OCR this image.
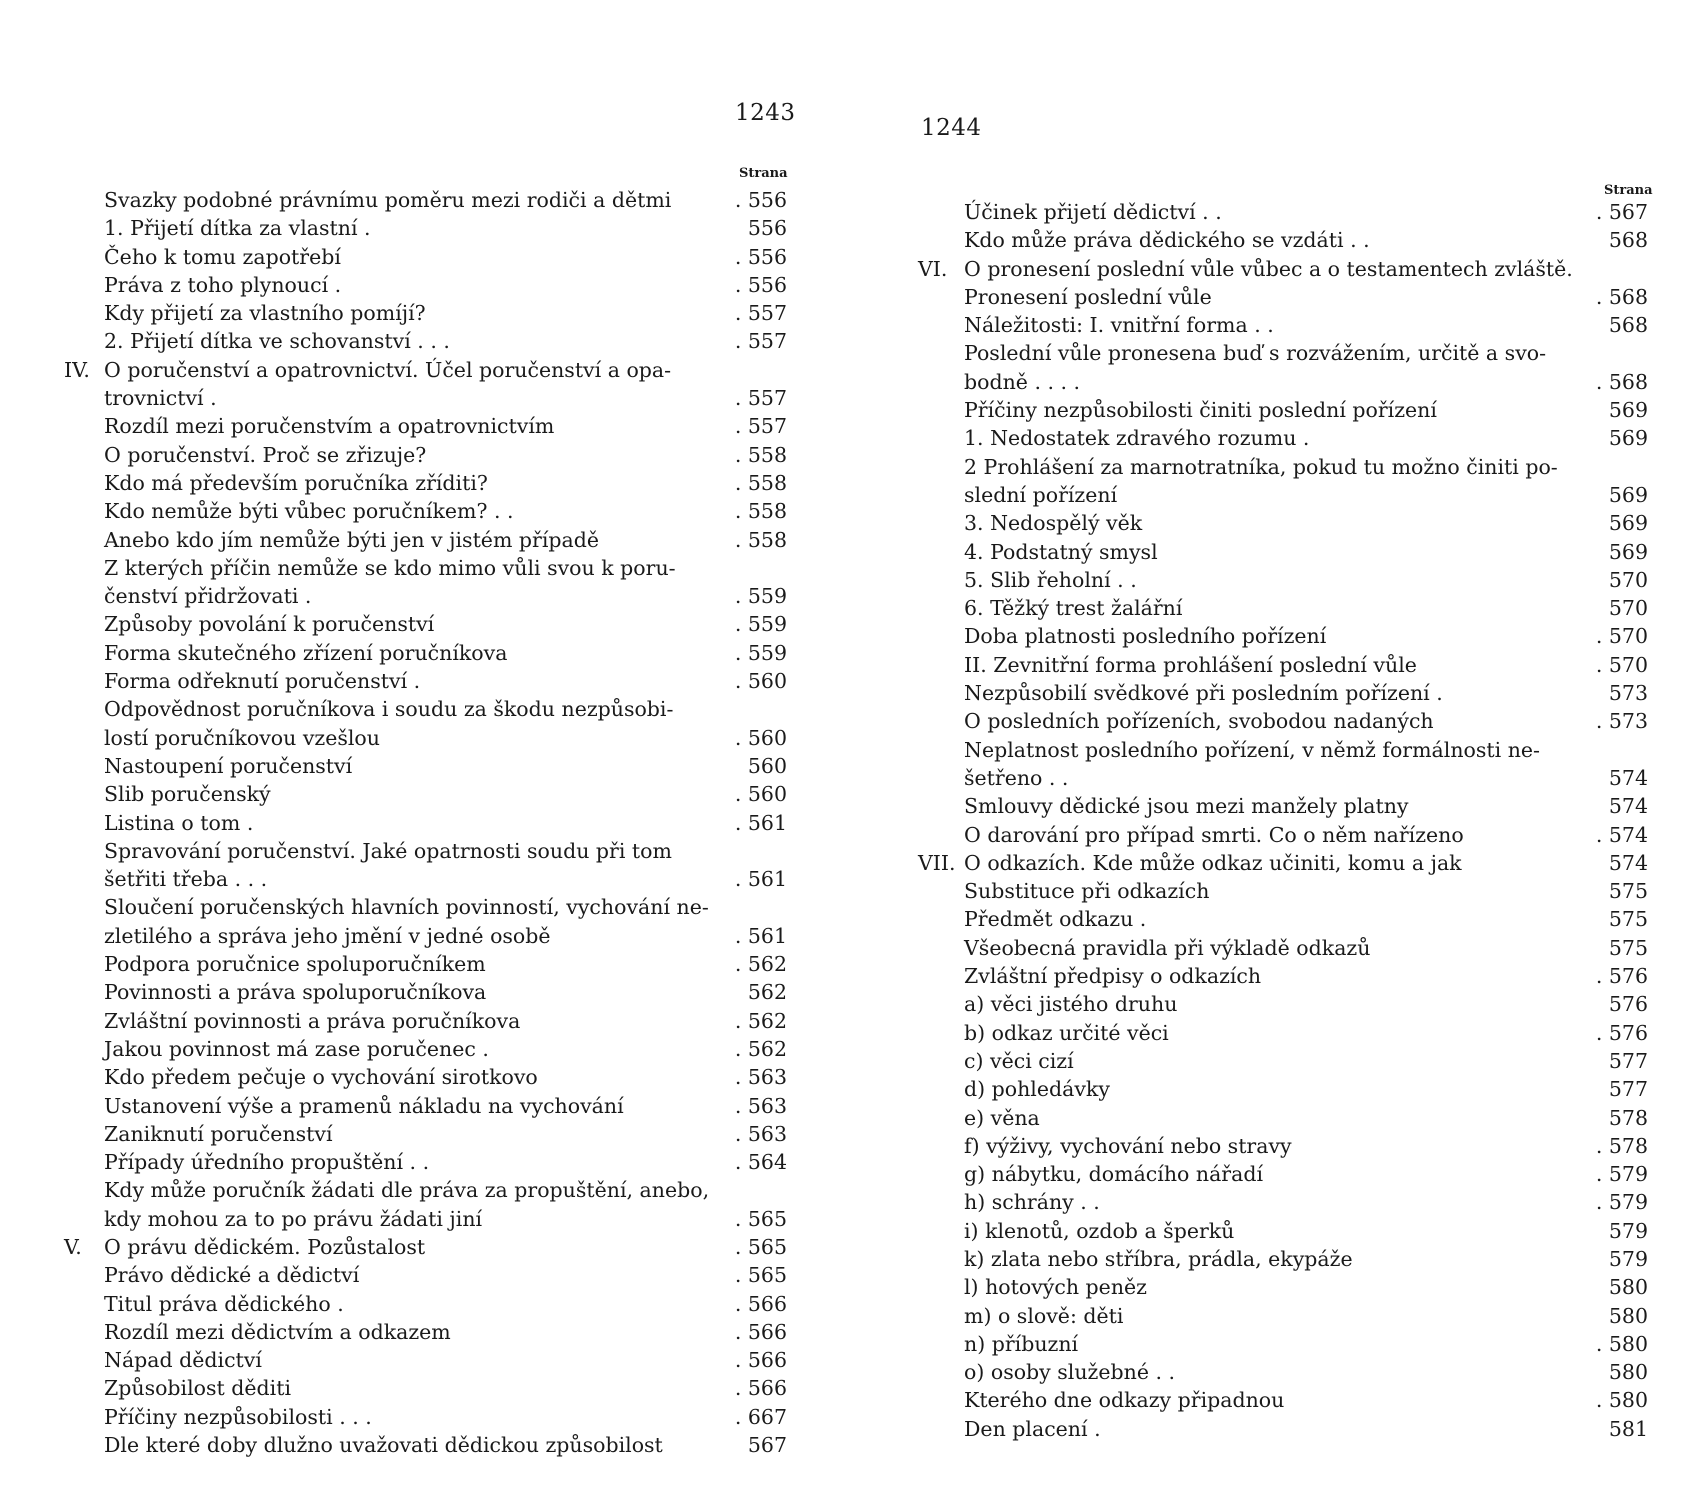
1243
Strana
Svazky podobné právnímu poměru mezi rodiči a dětmi	. 556
1. Přijetí dítka za vlastní .	556
Čeho k tomu zapotřebí	. 556
Práva z toho plynoucí .	. 556
Kdy přijetí za vlastního pomíjí?	. 557
2. Přijetí dítka ve schovanství . . .	. 557
IV. O poručenství a opatrovnictví. Účel poručenství a opa-
trovnictví .	. 557
Rozdíl mezi poručenstvím a opatrovnictvím	. 557
O poručenství. Proč se zřizuje?	. 558
Kdo má především poručníka zříditi?	. 558
Kdo nemůže býti vůbec poručníkem? . .	. 558
Anebo kdo jím nemůže býti jen v jistém případě	. 558
Z kterých příčin nemůže se kdo mimo vůli svou k poru-
čenství přidržovati .	. 559
Způsoby povolání k poručenství	. 559
Forma skutečného zřízení poručníkova	. 559
Forma odřeknutí poručenství .	. 560
Odpovědnost poručníkova i soudu za škodu nezpůsobi-
lostí poručníkovou vzešlou	. 560
Nastoupení poručenství	560
Slib poručenský	. 560
Listina o tom .	. 561
Spravování poručenství. Jaké opatrnosti soudu při tom
šetřiti třeba . . .	. 561
Sloučení poručenských hlavních povinností, vychování ne-
zletilého a správa jeho jmění v jedné osobě	. 561
Podpora poručnice spoluporučníkem	. 562
Povinnosti a práva spoluporučníkova	562
Zvláštní povinnosti a práva poručníkova	. 562
Jakou povinnost má zase poručenec .	. 562
Kdo předem pečuje o vychování sirotkovo	. 563
Ustanovení výše a pramenů nákladu na vychování	. 563
Zaniknutí poručenství	. 563
Případy úředního propuštění . .	. 564
Kdy může poručník žádati dle práva za propuštění, anebo,
kdy mohou za to po právu žádati jiní	. 565
V. O právu dědickém. Pozůstalost	. 565
Právo dědické a dědictví	. 565
Titul práva dědického .	. 566
Rozdíl mezi dědictvím a odkazem	. 566
Nápad dědictví	. 566
Způsobilost děditi	. 566
Příčiny nezpůsobilosti . . .	. 667
Dle které doby dlužno uvažovati dědickou způsobilost	567
1244
Strana
Účinek přijetí dědictví . .	. 567
Kdo může práva dědického se vzdáti . .	568
VI. O pronesení poslední vůle vůbec a o testamentech zvláště.
Pronesení poslední vůle	. 568
Náležitosti: I. vnitřní forma . .	568
Poslední vůle pronesena buď s rozvážením, určitě a svo-
bodně . . . .	. 568
Příčiny nezpůsobilosti činiti poslední pořízení	569
1. Nedostatek zdravého rozumu .	569
2 Prohlášení za marnotratníka, pokud tu možno činiti po-
slední pořízení	569
3. Nedospělý věk	569
4. Podstatný smysl	569
5. Slib řeholní . .	570
6. Těžký trest žalářní	570
Doba platnosti posledního pořízení	. 570
II. Zevnitřní forma prohlášení poslední vůle	. 570
Nezpůsobilí svědkové při posledním pořízení .	573
O posledních pořízeních, svobodou nadaných	. 573
Neplatnost posledního pořízení, v němž formálnosti ne-
šetřeno . .	574
Smlouvy dědické jsou mezi manžely platny	574
O darování pro případ smrti. Co o něm nařízeno	. 574
VII. O odkazích. Kde může odkaz učiniti, komu a jak	574
Substituce při odkazích	575
Předmět odkazu .	575
Všeobecná pravidla při výkladě odkazů	575
Zvláštní předpisy o odkazích	. 576
a) věci jistého druhu	576
b) odkaz určité věci	. 576
c) věci cizí	577
d) pohledávky	577
e) věna	578
f) výživy, vychování nebo stravy	. 578
g) nábytku, domácího nářadí	. 579
h) schrány . .	. 579
i) klenotů, ozdob a šperků	579
k) zlata nebo stříbra, prádla, ekypáže	579
l) hotových peněz	580
m) o slově: děti	580
n) příbuzní	. 580
o) osoby služebné . .	580
Kterého dne odkazy připadnou	. 580
Den placení .	581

Problem description:
All of the records need repeating exactly, except for the pictures.

Correct answer:
OCR this image.
1243
Strana
Svazky podobné právnímu poměru mezi rodiči a dětmi	. 556
1. Přijetí dítka za vlastní .	556
Čeho k tomu zapotřebí	. 556
Práva z toho plynoucí .	. 556
Kdy přijetí za vlastního pomíjí?	. 557
2. Přijetí dítka ve schovanství . . .	. 557
IV. O poručenství a opatrovnictví. Účel poručenství a opa-
trovnictví .	. 557
Rozdíl mezi poručenstvím a opatrovnictvím	. 557
O poručenství. Proč se zřizuje?	. 558
Kdo má především poručníka zříditi?	. 558
Kdo nemůže býti vůbec poručníkem? . .	. 558
Anebo kdo jím nemůže býti jen v jistém případě	. 558
Z kterých příčin nemůže se kdo mimo vůli svou k poru-
čenství přidržovati .	. 559
Způsoby povolání k poručenství	. 559
Forma skutečného zřízení poručníkova	. 559
Forma odřeknutí poručenství .	. 560
Odpovědnost poručníkova i soudu za škodu nezpůsobi-
lostí poručníkovou vzešlou	. 560
Nastoupení poručenství	560
Slib poručenský	. 560
Listina o tom .	. 561
Spravování poručenství. Jaké opatrnosti soudu při tom
šetřiti třeba . . .	. 561
Sloučení poručenských hlavních povinností, vychování ne-
zletilého a správa jeho jmění v jedné osobě	. 561
Podpora poručnice spoluporučníkem	. 562
Povinnosti a práva spoluporučníkova	562
Zvláštní povinnosti a práva poručníkova	. 562
Jakou povinnost má zase poručenec .	. 562
Kdo předem pečuje o vychování sirotkovo	. 563
Ustanovení výše a pramenů nákladu na vychování	. 563
Zaniknutí poručenství	. 563
Případy úředního propuštění . .	. 564
Kdy může poručník žádati dle práva za propuštění, anebo,
kdy mohou za to po právu žádati jiní	. 565
V. O právu dědickém. Pozůstalost	. 565
Právo dědické a dědictví	. 565
Titul práva dědického .	. 566
Rozdíl mezi dědictvím a odkazem	. 566
Nápad dědictví	. 566
Způsobilost děditi	. 566
Příčiny nezpůsobilosti . . .	. 667
Dle které doby dlužno uvažovati dědickou způsobilost	567
1244
Strana
Účinek přijetí dědictví . .	. 567
Kdo může práva dědického se vzdáti . .	568
VI. O pronesení poslední vůle vůbec a o testamentech zvláště.
Pronesení poslední vůle	. 568
Náležitosti: I. vnitřní forma . .	568
Poslední vůle pronesena buď s rozvážením, určitě a svo-
bodně . . . .	. 568
Příčiny nezpůsobilosti činiti poslední pořízení	569
1. Nedostatek zdravého rozumu .	569
2 Prohlášení za marnotratníka, pokud tu možno činiti po-
slední pořízení	569
3. Nedospělý věk	569
4. Podstatný smysl	569
5. Slib řeholní . .	570
6. Těžký trest žalářní	570
Doba platnosti posledního pořízení	. 570
II. Zevnitřní forma prohlášení poslední vůle	. 570
Nezpůsobilí svědkové při posledním pořízení .	573
O posledních pořízeních, svobodou nadaných	. 573
Neplatnost posledního pořízení, v němž formálnosti ne-
šetřeno . .	574
Smlouvy dědické jsou mezi manžely platny	574
O darování pro případ smrti. Co o něm nařízeno	. 574
VII. O odkazích. Kde může odkaz učiniti, komu a jak	574
Substituce při odkazích	575
Předmět odkazu .	575
Všeobecná pravidla při výkladě odkazů	575
Zvláštní předpisy o odkazích	. 576
a) věci jistého druhu	576
b) odkaz určité věci	. 576
c) věci cizí	577
d) pohledávky	577
e) věna	578
f) výživy, vychování nebo stravy	. 578
g) nábytku, domácího nářadí	. 579
h) schrány . .	. 579
i) klenotů, ozdob a šperků	579
k) zlata nebo stříbra, prádla, ekypáže	579
l) hotových peněz	580
m) o slově: děti	580
n) příbuzní	. 580
o) osoby služebné . .	580
Kterého dne odkazy připadnou	. 580
Den placení .	581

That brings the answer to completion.